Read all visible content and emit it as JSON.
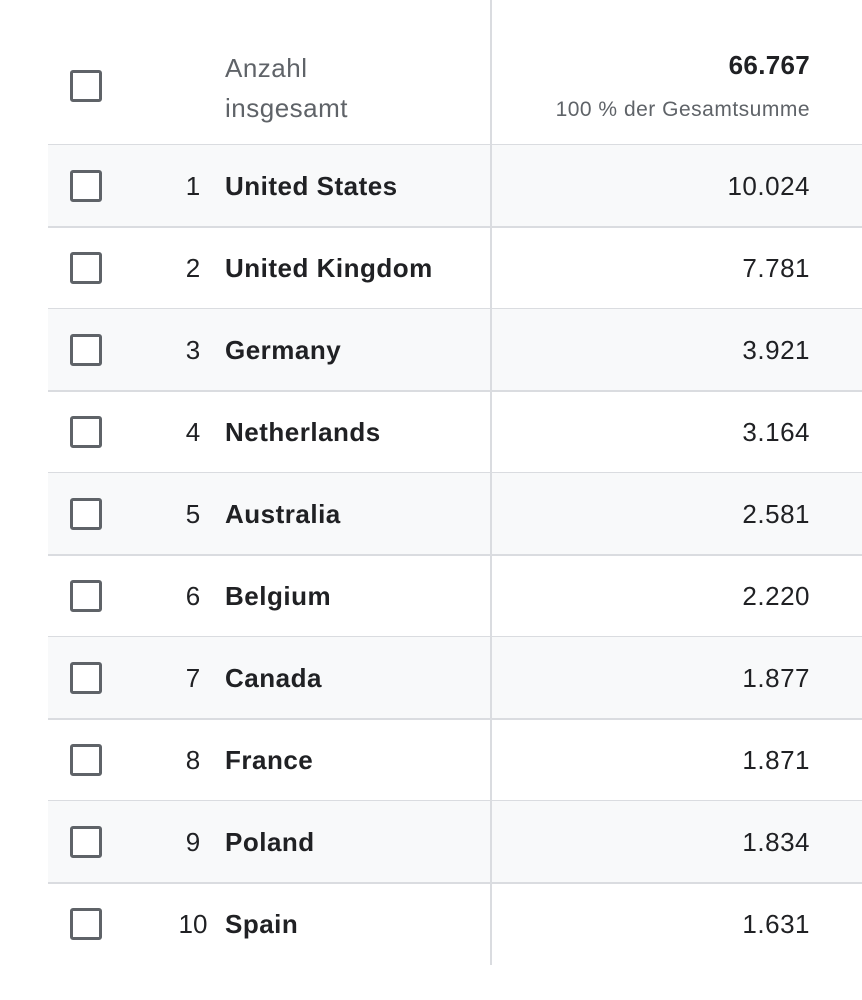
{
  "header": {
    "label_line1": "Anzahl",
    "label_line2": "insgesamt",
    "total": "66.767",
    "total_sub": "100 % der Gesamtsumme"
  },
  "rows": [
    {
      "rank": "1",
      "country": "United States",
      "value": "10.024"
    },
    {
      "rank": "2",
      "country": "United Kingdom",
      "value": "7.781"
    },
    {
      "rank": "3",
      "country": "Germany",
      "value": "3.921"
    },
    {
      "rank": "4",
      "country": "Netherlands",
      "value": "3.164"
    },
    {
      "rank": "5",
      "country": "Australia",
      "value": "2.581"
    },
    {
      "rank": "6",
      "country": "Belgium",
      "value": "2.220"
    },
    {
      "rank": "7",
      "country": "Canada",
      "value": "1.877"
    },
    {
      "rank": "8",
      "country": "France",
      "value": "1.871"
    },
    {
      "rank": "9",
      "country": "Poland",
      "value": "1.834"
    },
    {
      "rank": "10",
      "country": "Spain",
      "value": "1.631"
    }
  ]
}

════════════════

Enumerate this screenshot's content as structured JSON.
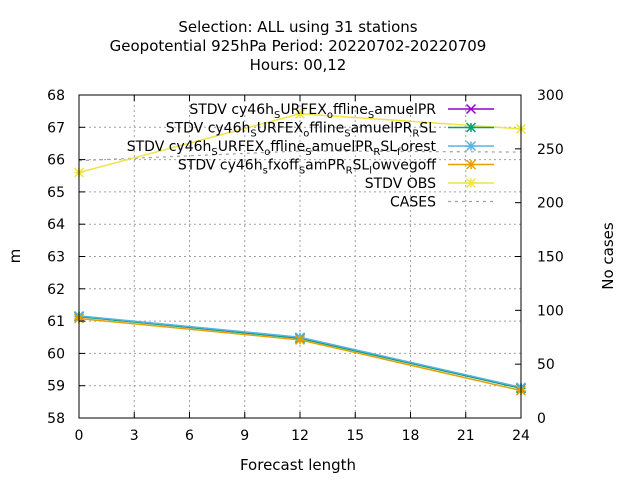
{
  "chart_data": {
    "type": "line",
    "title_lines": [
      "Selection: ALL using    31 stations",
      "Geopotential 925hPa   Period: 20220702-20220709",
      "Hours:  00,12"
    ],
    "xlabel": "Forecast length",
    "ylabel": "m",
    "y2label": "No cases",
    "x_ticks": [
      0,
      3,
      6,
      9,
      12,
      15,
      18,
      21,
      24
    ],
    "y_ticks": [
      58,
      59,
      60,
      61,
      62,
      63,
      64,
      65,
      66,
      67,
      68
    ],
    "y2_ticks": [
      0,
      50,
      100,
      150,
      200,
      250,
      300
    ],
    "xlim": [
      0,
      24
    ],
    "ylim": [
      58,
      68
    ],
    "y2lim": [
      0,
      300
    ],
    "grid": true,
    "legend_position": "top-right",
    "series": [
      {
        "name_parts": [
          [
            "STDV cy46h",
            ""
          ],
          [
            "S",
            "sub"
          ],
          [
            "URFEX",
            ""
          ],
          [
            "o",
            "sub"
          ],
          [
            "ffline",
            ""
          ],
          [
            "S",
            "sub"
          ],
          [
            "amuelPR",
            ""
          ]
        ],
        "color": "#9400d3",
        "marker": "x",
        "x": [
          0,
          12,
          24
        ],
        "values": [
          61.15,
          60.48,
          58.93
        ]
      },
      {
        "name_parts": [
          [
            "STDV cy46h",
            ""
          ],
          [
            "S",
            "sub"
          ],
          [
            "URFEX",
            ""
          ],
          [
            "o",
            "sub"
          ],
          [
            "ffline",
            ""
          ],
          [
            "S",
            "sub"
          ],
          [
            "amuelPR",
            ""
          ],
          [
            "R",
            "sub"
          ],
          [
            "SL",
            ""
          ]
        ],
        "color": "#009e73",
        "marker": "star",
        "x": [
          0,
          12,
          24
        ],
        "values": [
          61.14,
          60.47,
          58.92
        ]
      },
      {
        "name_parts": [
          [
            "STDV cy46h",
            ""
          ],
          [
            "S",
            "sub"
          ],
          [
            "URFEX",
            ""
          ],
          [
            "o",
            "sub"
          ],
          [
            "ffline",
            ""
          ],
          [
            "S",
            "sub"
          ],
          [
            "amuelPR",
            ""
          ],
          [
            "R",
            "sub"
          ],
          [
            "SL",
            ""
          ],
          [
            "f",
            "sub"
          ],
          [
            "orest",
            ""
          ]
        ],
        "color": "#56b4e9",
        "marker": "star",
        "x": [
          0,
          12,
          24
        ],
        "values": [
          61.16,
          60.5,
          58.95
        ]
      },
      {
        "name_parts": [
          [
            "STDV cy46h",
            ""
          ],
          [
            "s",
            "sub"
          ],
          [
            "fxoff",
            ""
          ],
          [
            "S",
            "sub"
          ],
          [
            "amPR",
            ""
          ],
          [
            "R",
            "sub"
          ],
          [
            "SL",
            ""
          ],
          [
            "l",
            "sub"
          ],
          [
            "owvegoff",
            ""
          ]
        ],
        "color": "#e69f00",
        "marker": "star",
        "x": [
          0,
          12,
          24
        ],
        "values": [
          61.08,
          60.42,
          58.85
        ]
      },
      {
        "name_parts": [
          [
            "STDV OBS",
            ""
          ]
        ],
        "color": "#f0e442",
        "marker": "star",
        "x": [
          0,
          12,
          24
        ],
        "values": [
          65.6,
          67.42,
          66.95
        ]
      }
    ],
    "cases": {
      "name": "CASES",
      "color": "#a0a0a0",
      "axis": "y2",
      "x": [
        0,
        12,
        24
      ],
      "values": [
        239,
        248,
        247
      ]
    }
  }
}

════════════════

_Instructions for the task:_ Using the material above, copy every line in which the string "United" occurs.

_Answer in full:_
      "country": "United States",
      "country": "United Kingdom",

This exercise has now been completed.